> Instruction:
Only the number is wanted: count the lines that include the word "first".

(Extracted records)
▼▼▼

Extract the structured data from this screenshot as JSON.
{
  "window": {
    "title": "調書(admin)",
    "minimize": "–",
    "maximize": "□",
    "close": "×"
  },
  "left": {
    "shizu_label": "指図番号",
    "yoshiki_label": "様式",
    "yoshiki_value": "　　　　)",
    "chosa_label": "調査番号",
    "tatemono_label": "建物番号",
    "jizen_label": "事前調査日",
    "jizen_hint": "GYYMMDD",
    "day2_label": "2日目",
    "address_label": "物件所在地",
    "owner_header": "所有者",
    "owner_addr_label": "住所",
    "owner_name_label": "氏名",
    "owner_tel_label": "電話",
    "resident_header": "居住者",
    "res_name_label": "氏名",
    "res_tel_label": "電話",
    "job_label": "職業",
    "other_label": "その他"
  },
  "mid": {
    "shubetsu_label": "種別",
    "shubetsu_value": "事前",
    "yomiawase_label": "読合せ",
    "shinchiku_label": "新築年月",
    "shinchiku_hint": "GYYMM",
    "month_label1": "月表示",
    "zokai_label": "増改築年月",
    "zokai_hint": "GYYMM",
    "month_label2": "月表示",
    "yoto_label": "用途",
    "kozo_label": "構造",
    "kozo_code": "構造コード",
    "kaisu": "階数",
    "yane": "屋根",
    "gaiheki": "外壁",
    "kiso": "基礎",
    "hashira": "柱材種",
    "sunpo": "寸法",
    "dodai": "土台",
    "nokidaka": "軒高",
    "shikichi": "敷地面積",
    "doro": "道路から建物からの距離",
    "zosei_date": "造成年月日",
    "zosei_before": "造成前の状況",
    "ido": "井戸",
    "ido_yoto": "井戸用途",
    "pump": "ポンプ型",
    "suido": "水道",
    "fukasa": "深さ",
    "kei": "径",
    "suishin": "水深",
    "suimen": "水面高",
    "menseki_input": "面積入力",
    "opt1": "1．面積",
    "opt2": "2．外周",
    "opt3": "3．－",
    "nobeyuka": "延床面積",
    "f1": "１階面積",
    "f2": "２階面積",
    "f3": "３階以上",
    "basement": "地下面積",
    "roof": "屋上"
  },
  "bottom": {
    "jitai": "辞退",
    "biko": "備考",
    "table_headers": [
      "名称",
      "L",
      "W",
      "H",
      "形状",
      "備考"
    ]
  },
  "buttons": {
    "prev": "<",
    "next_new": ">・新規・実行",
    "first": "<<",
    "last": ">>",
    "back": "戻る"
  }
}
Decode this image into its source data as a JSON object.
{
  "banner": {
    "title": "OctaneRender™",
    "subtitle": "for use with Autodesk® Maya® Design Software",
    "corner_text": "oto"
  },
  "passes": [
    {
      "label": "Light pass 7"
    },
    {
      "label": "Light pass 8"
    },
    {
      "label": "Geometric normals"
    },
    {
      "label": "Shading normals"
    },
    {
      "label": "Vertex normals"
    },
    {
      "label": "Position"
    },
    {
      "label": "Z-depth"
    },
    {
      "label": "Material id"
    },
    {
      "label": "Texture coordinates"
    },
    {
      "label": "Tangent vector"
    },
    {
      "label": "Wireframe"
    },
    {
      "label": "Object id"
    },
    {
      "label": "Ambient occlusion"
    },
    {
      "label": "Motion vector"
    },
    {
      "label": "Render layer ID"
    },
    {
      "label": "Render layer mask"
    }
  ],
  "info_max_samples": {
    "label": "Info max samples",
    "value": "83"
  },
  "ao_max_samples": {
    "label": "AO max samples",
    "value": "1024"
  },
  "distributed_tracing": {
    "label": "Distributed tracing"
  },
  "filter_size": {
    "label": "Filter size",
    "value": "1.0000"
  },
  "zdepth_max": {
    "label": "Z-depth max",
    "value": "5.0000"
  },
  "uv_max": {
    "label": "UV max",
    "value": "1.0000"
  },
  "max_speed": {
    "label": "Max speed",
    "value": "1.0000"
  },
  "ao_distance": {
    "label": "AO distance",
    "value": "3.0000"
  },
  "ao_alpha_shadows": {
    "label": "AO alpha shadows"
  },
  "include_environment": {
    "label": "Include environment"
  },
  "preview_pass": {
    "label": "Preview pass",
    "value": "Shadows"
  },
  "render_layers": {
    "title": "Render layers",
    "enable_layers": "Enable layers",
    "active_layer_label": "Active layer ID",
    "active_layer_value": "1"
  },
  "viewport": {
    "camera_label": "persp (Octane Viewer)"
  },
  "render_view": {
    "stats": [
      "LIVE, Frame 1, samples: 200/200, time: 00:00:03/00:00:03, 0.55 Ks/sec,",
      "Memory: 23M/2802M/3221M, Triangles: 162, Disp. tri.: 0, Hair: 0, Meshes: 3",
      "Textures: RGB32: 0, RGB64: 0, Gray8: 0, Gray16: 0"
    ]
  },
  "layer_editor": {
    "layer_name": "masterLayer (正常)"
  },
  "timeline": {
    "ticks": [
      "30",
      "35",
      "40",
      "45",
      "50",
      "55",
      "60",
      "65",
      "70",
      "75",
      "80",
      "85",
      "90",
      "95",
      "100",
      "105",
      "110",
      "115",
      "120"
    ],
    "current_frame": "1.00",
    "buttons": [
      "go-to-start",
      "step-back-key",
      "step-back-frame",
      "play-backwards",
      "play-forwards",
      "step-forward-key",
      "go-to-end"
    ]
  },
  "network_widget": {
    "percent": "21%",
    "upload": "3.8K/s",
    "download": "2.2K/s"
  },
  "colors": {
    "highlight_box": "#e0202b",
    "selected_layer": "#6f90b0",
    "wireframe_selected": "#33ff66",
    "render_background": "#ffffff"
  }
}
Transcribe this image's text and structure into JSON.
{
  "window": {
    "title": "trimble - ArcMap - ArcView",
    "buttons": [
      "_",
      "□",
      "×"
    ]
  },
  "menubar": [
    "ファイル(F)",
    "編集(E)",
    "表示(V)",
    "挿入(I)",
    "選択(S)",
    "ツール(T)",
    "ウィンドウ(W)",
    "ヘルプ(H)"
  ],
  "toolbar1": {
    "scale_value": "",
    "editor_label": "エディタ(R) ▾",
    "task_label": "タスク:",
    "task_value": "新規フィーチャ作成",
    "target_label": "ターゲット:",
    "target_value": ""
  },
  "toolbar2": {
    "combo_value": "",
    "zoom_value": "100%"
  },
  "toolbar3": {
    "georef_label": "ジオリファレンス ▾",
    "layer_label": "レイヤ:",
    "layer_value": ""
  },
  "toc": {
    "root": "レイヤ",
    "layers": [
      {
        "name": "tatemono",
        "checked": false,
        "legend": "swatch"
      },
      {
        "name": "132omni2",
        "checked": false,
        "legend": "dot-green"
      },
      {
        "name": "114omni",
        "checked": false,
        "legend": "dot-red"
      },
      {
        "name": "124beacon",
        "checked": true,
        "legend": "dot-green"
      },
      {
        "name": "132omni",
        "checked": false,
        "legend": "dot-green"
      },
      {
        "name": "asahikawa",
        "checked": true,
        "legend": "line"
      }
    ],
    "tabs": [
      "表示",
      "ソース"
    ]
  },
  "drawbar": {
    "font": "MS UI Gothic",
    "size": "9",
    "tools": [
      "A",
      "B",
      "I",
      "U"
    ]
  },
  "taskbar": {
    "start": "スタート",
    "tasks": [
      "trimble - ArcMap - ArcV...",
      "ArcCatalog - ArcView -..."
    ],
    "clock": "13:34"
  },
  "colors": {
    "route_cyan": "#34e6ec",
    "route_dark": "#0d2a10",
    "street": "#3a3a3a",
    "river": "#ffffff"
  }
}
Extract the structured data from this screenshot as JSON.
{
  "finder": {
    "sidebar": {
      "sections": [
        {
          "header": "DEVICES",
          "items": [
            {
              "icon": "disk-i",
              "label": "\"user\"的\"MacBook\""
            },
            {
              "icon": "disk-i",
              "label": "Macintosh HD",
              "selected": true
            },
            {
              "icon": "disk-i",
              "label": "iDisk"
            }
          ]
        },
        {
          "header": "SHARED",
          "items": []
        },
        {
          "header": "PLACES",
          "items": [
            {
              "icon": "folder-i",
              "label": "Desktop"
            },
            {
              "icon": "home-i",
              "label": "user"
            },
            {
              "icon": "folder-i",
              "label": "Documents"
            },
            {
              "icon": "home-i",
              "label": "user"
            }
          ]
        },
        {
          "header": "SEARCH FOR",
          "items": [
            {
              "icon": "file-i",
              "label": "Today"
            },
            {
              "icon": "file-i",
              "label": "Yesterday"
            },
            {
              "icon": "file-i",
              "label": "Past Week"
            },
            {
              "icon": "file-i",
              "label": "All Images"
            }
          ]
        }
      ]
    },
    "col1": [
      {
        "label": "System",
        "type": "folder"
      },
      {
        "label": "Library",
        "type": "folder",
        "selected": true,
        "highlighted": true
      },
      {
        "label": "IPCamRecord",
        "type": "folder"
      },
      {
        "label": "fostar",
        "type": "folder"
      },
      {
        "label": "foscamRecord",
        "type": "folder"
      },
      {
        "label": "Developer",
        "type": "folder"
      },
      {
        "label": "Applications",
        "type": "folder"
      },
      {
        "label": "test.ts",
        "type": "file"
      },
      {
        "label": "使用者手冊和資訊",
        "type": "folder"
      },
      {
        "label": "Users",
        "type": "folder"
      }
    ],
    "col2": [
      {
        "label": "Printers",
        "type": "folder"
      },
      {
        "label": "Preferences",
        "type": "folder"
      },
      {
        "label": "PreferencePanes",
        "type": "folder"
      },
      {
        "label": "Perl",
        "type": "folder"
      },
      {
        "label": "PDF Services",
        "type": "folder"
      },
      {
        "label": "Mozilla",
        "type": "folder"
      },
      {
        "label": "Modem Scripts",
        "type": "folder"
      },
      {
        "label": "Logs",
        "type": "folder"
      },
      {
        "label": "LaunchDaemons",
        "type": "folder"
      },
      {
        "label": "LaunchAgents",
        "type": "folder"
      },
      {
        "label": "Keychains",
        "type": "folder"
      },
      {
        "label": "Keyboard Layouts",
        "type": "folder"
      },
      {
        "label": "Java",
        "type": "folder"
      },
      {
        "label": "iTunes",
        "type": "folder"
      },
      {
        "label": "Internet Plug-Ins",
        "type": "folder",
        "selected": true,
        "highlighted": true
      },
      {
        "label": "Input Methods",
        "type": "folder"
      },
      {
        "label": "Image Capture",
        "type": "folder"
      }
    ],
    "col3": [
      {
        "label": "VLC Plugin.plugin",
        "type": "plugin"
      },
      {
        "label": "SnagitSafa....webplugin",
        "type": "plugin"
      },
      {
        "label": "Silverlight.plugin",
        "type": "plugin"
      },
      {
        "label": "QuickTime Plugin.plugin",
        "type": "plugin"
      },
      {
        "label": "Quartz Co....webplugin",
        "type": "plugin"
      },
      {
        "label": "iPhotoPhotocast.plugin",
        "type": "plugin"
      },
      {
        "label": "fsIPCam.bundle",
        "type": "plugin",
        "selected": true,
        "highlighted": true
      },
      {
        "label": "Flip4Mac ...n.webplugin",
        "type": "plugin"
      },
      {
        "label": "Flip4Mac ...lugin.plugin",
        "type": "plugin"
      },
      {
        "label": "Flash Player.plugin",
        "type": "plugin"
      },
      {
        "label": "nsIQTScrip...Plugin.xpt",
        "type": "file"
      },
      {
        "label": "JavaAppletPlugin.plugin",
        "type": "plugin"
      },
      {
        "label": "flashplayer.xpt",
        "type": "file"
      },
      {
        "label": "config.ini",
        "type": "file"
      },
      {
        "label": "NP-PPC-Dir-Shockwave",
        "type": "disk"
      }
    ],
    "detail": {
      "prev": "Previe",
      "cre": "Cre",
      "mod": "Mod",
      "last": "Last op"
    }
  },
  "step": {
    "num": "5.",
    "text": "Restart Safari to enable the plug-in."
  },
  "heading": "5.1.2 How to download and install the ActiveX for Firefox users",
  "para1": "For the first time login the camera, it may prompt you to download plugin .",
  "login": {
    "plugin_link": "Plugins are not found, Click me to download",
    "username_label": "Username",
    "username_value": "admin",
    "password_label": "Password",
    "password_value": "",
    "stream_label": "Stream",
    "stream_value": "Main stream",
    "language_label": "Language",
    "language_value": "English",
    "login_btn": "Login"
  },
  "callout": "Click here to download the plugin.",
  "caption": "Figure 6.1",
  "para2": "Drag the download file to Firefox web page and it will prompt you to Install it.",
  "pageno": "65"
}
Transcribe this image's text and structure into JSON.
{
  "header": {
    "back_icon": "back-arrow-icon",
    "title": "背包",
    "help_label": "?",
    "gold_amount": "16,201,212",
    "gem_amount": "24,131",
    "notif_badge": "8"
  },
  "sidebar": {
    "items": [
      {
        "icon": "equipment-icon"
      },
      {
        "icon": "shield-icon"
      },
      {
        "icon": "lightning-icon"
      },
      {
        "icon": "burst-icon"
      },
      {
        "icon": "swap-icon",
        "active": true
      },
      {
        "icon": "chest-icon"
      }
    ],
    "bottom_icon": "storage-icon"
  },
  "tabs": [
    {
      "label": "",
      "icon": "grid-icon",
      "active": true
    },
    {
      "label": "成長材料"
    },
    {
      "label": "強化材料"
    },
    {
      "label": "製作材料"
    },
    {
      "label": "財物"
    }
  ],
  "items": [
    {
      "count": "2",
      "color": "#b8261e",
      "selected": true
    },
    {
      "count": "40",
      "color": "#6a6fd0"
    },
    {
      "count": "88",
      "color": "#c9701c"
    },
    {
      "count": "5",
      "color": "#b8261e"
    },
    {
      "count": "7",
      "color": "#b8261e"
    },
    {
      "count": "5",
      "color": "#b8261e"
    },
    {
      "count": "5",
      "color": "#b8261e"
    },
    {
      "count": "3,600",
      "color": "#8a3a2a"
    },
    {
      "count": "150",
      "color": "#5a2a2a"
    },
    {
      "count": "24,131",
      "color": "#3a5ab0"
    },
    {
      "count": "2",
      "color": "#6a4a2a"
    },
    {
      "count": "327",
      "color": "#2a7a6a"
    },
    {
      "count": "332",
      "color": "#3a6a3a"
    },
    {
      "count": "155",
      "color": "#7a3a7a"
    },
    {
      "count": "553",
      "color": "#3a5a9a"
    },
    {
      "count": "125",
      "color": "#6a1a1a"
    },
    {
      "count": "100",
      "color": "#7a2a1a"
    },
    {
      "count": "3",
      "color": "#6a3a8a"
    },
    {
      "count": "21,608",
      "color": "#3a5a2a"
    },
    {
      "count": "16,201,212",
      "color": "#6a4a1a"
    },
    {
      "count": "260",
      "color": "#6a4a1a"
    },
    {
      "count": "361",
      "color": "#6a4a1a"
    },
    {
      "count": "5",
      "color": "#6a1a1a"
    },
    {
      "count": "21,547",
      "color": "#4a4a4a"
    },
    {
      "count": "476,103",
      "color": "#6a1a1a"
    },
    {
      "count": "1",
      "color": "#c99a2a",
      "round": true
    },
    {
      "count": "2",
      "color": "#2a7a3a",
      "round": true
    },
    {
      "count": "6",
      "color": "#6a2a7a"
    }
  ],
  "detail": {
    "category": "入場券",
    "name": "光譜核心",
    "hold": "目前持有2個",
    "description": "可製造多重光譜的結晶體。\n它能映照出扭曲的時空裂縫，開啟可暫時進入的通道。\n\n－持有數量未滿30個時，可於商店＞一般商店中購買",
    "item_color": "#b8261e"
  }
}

▲▲▲

> Reply to the exercise:
2